[Exercise]
Filter the entries down to the lines containing "limiting", and copy those lines.

Data for this task Start Marker

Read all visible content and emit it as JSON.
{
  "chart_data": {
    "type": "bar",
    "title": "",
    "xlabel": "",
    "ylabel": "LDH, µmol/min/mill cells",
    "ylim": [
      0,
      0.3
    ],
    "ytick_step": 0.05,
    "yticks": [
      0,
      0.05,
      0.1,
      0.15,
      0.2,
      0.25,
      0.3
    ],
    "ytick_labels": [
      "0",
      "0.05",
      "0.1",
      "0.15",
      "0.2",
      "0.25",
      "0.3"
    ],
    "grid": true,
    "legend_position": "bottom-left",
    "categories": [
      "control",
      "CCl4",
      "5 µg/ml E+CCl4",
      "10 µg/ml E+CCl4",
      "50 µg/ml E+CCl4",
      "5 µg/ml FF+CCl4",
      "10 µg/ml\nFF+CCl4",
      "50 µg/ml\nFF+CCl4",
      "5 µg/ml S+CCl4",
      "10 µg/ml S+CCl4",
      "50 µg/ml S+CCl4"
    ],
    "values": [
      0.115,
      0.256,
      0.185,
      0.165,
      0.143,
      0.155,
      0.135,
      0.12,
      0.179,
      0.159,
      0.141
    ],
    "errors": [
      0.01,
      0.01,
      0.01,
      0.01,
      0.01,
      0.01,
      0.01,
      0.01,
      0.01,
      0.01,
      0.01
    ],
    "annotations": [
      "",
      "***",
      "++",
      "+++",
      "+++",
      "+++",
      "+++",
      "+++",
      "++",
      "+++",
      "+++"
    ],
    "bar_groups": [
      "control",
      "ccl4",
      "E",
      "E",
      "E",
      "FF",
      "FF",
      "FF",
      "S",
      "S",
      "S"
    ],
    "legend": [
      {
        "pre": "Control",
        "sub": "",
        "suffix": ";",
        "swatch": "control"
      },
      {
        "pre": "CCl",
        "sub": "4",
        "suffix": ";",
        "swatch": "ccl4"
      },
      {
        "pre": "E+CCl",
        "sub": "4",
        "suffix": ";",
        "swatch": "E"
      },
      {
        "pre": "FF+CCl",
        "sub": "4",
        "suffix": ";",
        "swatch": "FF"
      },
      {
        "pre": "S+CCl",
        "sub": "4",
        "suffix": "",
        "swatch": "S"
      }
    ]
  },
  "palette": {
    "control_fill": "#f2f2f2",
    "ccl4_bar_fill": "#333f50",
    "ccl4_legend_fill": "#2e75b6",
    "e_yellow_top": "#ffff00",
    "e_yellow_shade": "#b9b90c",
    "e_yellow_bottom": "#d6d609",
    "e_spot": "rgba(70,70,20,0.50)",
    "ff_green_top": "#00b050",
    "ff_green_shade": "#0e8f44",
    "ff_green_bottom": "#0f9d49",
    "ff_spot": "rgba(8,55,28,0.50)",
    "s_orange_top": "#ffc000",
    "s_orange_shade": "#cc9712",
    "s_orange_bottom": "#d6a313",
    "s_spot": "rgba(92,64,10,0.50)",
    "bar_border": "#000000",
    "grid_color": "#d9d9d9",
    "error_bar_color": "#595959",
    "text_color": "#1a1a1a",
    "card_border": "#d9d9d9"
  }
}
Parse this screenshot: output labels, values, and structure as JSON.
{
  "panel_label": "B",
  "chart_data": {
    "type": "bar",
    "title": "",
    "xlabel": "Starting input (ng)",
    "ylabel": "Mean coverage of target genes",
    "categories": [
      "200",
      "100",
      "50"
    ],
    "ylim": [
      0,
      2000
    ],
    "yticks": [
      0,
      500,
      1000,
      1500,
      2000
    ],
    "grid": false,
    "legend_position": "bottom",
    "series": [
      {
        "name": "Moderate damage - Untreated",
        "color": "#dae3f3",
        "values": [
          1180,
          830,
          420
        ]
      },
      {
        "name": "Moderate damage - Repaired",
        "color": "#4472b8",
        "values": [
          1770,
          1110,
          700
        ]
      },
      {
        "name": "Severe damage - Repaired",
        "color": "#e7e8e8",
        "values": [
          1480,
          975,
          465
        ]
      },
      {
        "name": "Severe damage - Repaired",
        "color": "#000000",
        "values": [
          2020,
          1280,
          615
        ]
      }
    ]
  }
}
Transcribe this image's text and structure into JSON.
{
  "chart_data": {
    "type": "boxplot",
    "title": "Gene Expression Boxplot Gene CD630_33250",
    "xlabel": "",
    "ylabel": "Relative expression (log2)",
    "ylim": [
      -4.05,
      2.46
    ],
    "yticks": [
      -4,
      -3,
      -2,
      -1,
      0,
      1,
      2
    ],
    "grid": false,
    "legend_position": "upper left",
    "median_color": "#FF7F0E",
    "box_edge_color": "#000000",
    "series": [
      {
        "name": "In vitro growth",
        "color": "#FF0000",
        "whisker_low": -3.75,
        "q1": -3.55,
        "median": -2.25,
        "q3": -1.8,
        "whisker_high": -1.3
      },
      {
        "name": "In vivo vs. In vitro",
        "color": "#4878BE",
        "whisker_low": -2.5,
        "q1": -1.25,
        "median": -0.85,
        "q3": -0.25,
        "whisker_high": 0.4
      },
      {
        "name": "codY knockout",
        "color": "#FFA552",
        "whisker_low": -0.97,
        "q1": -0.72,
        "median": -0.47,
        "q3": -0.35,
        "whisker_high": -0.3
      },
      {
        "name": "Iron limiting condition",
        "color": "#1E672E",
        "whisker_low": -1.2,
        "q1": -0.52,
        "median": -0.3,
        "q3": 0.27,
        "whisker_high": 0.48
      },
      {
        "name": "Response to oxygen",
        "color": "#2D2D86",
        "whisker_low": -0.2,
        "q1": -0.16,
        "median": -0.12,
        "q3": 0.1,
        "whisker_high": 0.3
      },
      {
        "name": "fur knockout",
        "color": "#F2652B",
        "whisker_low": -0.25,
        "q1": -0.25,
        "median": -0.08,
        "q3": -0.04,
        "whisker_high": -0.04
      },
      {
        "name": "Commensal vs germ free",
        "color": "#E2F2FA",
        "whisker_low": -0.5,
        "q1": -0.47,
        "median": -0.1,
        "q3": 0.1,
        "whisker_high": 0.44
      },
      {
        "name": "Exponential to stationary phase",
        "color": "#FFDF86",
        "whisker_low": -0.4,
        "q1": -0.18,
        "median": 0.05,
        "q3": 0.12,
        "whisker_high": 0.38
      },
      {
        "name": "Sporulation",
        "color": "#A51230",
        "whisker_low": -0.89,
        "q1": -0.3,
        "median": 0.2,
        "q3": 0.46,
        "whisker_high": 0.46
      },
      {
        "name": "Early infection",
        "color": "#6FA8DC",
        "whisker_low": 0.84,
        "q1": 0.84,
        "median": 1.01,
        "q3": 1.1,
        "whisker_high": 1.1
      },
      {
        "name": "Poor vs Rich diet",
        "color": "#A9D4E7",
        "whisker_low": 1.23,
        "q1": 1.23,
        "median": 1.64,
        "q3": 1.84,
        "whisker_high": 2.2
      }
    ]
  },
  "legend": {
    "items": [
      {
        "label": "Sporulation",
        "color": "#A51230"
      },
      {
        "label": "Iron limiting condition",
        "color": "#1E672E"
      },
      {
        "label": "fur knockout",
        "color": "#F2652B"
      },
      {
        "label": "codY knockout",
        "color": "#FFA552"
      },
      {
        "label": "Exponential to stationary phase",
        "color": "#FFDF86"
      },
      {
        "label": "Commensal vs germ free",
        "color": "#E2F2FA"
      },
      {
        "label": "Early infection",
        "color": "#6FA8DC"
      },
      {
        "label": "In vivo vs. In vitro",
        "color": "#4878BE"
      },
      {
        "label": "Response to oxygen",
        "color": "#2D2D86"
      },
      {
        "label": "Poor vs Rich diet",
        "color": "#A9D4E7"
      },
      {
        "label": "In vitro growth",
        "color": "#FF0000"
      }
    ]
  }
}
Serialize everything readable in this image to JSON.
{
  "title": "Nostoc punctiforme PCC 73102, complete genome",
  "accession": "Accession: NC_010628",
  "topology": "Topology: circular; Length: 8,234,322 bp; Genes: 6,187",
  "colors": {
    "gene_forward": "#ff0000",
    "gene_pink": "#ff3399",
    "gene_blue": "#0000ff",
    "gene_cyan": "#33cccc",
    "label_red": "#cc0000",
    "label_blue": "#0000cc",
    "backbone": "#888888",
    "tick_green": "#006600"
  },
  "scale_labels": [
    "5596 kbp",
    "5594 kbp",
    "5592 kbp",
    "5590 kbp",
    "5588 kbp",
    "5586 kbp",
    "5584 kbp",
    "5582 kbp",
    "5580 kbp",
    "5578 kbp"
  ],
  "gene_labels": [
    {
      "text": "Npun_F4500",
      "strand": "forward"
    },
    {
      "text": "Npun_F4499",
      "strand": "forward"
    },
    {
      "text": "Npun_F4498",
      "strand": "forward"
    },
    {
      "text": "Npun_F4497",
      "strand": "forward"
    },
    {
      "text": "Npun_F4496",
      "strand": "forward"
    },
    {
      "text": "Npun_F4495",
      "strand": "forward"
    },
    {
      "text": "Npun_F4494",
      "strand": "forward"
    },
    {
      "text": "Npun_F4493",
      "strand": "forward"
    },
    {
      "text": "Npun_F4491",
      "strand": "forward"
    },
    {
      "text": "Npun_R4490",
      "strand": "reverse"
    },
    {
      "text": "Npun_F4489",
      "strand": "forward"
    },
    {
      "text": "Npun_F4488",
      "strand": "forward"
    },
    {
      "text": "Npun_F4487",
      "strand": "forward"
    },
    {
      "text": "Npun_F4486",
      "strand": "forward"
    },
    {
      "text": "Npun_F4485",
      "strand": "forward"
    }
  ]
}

Data for this task End Marker

[Answer box]
        "name": "Iron limiting condition",
        "label": "Iron limiting condition",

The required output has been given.